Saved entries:

====

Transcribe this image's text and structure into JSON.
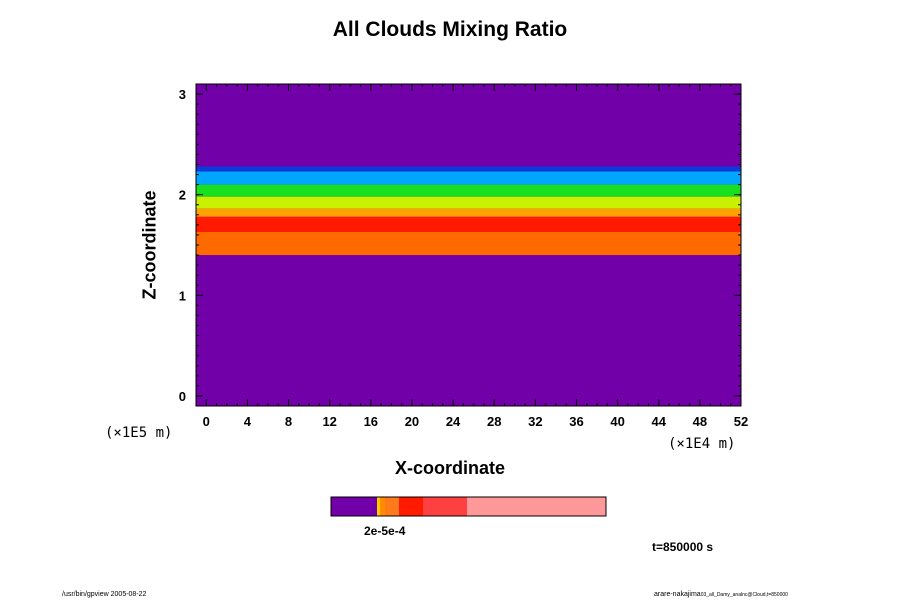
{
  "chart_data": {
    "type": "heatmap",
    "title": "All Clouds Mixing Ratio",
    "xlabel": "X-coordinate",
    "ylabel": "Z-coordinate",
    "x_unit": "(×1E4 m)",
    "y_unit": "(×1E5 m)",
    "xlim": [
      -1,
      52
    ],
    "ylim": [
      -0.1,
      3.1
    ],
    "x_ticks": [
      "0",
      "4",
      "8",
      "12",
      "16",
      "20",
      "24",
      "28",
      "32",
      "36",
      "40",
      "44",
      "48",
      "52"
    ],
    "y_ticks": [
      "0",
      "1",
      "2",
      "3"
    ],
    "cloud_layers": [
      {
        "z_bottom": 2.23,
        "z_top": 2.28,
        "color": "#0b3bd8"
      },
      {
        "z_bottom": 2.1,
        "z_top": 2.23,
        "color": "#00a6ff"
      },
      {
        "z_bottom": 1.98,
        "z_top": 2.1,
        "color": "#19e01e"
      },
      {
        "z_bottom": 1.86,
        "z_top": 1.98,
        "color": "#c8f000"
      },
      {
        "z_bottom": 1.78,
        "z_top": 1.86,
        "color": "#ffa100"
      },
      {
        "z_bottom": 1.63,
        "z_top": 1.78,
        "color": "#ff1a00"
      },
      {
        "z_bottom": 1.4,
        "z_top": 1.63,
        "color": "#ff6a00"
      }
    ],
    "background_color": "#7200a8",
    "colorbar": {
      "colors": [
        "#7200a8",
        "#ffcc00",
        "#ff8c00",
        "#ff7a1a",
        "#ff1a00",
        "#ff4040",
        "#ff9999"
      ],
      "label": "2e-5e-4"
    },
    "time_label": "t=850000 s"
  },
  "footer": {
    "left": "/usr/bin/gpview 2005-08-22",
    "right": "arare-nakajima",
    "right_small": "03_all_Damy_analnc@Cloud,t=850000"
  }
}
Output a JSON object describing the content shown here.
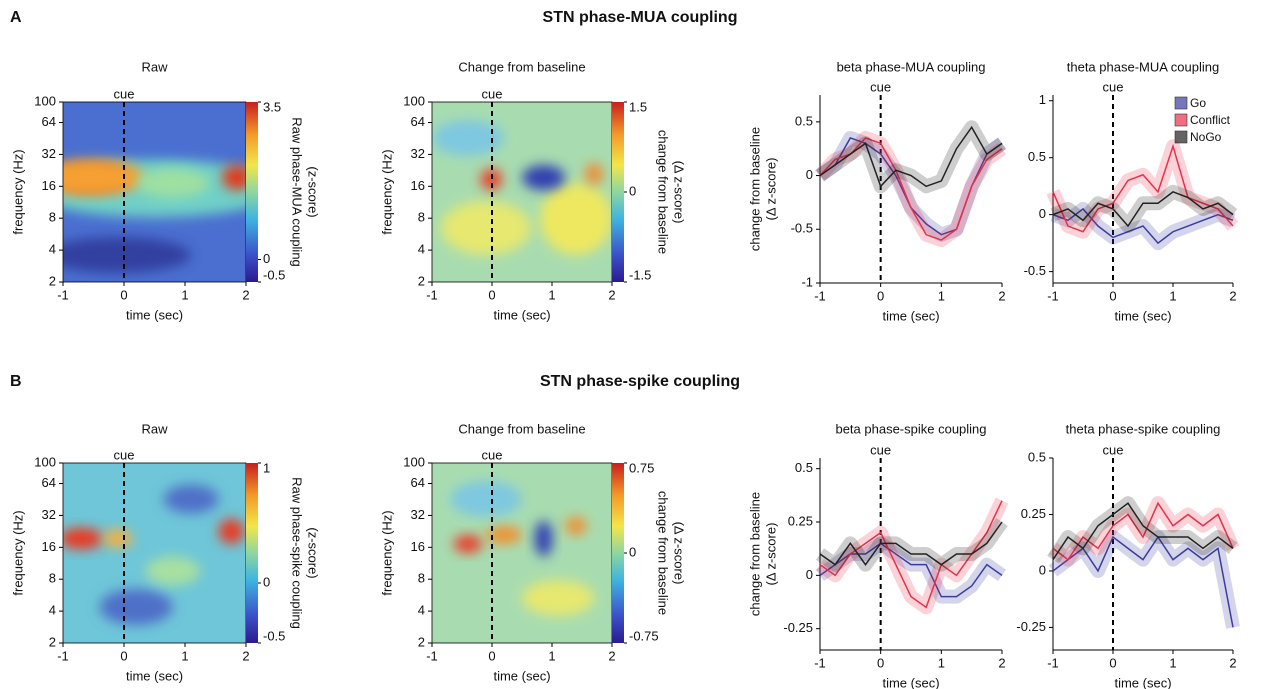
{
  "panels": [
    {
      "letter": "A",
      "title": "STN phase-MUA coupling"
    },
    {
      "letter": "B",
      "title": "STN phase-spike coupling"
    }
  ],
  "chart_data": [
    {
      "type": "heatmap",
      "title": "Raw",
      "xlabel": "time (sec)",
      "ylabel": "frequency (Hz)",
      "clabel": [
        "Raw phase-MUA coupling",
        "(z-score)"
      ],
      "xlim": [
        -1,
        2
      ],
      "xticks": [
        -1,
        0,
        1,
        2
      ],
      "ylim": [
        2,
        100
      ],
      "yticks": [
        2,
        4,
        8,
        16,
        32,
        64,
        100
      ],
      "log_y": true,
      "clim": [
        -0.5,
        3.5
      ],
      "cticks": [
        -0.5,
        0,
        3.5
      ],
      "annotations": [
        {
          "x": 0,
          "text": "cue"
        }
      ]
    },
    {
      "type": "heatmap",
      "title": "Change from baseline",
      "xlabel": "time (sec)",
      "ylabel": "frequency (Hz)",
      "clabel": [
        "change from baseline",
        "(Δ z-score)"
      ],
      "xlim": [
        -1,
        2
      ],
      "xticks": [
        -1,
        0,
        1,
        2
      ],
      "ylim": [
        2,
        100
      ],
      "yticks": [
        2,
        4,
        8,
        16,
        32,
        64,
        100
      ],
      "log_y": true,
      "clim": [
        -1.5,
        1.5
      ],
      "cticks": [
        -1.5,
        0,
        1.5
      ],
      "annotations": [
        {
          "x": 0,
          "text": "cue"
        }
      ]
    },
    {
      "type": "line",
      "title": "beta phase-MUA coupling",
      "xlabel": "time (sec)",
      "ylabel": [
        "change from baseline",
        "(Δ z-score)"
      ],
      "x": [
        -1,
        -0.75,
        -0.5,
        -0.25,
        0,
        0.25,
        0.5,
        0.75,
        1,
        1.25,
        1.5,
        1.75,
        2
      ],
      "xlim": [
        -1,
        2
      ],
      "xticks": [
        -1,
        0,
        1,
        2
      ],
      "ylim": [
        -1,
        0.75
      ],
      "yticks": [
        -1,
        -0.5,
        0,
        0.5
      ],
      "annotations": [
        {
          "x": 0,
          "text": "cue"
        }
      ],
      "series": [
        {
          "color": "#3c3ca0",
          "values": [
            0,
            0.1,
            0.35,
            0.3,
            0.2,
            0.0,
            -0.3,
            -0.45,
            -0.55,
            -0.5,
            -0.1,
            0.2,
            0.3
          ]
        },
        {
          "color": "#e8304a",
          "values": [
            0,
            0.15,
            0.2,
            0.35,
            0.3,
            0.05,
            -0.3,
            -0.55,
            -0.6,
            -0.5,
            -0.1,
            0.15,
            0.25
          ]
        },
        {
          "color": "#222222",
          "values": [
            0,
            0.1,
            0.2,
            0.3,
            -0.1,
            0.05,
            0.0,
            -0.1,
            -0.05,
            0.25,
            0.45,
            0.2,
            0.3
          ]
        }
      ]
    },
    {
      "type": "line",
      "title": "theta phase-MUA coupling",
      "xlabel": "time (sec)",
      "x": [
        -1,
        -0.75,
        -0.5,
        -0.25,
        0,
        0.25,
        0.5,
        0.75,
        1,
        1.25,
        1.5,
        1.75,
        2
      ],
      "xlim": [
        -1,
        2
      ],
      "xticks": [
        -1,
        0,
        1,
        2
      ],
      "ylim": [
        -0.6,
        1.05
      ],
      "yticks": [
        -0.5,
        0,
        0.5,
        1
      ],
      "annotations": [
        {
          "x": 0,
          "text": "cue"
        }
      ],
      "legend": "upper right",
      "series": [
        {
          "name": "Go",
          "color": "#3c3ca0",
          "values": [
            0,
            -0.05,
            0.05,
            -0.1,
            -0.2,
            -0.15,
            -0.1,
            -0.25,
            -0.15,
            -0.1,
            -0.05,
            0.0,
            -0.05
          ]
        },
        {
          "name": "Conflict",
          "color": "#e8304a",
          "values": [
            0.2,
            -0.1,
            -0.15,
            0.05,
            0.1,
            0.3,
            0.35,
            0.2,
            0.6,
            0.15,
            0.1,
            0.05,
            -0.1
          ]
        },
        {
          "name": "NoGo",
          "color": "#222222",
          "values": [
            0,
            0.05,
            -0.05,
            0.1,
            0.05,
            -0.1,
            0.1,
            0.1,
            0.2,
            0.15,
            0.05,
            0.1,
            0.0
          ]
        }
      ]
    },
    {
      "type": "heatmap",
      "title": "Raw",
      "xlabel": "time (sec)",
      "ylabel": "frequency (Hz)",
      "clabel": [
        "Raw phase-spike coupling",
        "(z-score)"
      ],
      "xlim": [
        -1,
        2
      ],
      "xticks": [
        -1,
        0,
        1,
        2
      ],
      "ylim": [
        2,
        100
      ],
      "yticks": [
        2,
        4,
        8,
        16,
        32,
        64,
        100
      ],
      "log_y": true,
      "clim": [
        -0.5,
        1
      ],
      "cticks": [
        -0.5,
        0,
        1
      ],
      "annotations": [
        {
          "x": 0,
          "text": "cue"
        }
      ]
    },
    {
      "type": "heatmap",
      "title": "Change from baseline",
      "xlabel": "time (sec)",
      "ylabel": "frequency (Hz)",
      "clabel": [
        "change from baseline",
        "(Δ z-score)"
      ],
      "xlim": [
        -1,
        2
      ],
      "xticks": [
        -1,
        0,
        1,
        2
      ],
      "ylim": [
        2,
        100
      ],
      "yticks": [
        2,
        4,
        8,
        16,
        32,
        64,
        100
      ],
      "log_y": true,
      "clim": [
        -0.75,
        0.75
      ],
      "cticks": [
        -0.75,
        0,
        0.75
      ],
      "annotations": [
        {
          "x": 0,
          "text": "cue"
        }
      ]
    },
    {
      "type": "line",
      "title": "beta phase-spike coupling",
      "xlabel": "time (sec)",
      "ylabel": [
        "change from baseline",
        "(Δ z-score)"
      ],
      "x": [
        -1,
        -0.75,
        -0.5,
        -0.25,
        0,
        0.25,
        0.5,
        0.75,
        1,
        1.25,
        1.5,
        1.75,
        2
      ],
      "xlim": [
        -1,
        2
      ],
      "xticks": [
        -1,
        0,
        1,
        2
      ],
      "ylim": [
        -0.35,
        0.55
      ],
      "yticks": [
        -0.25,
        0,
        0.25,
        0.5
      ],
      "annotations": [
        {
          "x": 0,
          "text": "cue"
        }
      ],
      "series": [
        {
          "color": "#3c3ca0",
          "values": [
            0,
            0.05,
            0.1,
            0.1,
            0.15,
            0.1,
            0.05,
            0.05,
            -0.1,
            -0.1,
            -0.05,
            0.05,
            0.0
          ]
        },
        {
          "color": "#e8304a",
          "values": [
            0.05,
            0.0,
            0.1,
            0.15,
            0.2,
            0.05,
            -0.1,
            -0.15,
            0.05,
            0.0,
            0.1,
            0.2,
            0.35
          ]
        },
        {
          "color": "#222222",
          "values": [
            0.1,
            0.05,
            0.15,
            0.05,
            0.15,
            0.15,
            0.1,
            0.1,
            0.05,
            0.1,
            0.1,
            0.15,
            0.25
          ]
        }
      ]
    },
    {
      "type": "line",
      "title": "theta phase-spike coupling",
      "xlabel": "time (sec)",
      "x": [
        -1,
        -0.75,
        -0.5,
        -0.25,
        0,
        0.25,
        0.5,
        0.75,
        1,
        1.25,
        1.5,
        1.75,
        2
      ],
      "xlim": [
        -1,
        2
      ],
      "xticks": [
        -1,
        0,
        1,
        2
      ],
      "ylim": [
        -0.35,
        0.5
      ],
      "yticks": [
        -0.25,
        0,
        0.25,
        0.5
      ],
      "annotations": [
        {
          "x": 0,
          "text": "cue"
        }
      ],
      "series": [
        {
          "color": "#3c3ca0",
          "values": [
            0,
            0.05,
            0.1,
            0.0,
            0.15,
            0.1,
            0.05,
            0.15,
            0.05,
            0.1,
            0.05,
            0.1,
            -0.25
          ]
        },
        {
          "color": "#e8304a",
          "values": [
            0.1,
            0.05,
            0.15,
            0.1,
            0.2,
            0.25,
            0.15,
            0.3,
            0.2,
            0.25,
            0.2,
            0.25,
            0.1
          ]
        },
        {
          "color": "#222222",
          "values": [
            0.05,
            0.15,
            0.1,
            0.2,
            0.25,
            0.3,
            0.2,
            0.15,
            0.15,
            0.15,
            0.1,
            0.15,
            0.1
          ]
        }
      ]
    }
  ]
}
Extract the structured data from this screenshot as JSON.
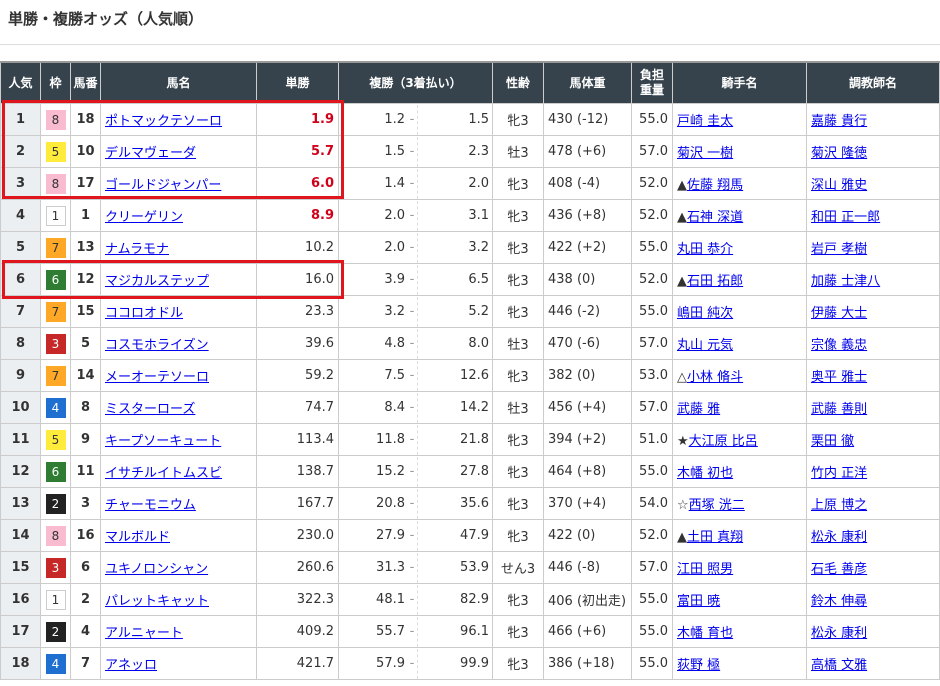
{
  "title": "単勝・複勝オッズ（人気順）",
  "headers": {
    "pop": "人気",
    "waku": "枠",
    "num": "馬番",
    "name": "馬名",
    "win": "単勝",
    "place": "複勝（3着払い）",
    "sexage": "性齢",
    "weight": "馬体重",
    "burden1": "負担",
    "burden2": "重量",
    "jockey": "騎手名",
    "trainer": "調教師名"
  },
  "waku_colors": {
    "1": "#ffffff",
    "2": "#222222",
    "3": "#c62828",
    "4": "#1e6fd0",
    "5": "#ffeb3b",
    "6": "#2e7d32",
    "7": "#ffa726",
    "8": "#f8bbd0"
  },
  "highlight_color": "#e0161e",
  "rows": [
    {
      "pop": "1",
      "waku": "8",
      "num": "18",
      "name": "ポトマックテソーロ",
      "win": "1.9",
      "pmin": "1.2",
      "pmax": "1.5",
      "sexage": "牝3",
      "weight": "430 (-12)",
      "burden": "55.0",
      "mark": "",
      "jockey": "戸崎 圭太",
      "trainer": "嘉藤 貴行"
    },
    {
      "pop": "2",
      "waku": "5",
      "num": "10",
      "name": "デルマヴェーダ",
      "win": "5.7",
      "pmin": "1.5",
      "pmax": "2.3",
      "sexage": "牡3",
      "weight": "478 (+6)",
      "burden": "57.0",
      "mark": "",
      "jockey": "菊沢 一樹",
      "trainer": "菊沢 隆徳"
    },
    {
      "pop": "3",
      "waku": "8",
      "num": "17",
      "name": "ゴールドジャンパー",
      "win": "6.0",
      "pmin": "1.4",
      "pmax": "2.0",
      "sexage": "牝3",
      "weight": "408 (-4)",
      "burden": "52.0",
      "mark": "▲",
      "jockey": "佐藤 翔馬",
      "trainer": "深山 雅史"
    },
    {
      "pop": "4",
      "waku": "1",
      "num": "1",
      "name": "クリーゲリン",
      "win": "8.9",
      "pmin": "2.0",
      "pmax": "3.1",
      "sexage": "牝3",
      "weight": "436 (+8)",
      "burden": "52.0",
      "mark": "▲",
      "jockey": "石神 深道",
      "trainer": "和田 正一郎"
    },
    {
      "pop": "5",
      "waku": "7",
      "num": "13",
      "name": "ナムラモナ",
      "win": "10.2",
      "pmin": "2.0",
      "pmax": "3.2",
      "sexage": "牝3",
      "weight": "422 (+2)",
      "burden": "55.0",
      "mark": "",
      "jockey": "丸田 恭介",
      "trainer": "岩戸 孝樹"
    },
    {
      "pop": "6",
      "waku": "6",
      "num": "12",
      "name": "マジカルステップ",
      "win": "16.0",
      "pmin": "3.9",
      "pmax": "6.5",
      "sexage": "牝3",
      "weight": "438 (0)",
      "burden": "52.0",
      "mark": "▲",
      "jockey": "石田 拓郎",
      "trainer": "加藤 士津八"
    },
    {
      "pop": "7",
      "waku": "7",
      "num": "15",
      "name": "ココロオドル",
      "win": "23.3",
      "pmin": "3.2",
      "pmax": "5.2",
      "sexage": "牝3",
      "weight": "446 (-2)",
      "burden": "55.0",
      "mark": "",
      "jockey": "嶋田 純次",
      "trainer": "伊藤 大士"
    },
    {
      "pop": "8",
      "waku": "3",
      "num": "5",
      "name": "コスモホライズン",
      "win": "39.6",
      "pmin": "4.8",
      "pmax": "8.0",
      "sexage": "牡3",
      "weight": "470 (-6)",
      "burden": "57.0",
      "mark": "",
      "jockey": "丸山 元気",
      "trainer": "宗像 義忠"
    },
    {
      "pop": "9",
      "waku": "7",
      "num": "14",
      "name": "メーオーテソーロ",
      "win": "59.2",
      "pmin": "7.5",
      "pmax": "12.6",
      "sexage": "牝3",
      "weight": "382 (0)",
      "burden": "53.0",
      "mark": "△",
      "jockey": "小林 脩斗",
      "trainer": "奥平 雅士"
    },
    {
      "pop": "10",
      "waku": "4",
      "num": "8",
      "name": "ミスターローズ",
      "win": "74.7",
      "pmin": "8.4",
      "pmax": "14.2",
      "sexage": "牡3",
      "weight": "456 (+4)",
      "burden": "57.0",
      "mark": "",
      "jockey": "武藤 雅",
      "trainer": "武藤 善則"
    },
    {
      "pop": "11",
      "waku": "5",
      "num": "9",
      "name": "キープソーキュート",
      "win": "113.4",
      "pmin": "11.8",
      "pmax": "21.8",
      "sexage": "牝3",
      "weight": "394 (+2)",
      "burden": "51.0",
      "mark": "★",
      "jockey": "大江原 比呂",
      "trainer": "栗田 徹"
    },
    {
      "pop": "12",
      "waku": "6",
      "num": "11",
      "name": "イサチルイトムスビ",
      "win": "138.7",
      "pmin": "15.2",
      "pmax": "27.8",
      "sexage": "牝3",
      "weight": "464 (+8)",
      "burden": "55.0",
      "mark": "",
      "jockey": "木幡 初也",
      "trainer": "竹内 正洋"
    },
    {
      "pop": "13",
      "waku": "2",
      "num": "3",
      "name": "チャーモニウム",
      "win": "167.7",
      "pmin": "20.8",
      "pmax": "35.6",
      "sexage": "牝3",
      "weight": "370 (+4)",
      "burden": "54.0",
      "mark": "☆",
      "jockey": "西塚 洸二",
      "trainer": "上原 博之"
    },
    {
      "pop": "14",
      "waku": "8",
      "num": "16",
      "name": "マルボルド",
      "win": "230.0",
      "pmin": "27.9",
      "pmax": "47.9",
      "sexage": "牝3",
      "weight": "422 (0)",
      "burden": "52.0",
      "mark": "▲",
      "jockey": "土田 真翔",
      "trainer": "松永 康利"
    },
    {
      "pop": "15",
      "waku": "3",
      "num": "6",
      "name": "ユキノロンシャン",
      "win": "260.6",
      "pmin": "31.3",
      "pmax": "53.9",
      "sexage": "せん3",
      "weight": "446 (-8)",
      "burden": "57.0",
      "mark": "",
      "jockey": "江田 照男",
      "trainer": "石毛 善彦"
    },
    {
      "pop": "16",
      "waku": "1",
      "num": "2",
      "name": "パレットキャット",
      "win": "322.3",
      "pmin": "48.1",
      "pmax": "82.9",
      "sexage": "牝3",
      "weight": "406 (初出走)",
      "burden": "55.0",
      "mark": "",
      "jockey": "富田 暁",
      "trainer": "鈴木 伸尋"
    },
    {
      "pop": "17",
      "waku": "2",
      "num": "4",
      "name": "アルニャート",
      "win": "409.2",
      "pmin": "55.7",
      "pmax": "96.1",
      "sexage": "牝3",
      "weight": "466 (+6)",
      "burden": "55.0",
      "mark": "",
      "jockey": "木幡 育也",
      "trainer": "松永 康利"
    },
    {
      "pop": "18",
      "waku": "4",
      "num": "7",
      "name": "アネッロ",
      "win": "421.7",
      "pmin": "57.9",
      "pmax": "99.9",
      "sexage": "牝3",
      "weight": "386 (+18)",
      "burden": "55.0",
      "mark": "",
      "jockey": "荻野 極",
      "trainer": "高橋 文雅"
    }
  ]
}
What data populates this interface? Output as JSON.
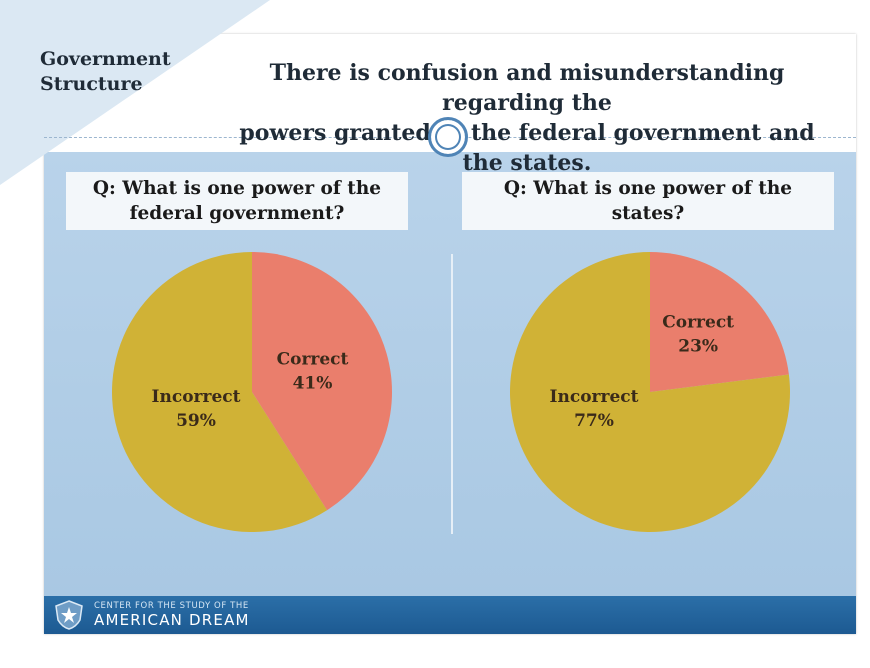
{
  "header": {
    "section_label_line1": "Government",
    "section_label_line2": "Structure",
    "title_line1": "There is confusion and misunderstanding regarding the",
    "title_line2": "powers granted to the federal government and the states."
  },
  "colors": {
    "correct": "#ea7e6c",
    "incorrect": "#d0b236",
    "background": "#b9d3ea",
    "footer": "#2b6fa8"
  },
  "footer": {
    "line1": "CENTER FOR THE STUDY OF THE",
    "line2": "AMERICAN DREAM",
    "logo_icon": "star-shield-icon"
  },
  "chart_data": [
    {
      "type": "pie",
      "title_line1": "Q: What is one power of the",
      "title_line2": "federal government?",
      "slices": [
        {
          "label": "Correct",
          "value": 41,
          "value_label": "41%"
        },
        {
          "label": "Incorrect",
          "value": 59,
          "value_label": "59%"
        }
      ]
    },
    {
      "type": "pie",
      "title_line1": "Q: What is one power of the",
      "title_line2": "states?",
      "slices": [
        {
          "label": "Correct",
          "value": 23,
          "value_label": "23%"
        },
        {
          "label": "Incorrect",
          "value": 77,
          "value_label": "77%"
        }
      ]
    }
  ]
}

====

Written task: Copy out each line of the listing that holds "this".

Output of the task:
Transcribe this image's text and structure into JSON.
Extract the structured data from this screenshot as JSON.
What data populates this interface? Output as JSON.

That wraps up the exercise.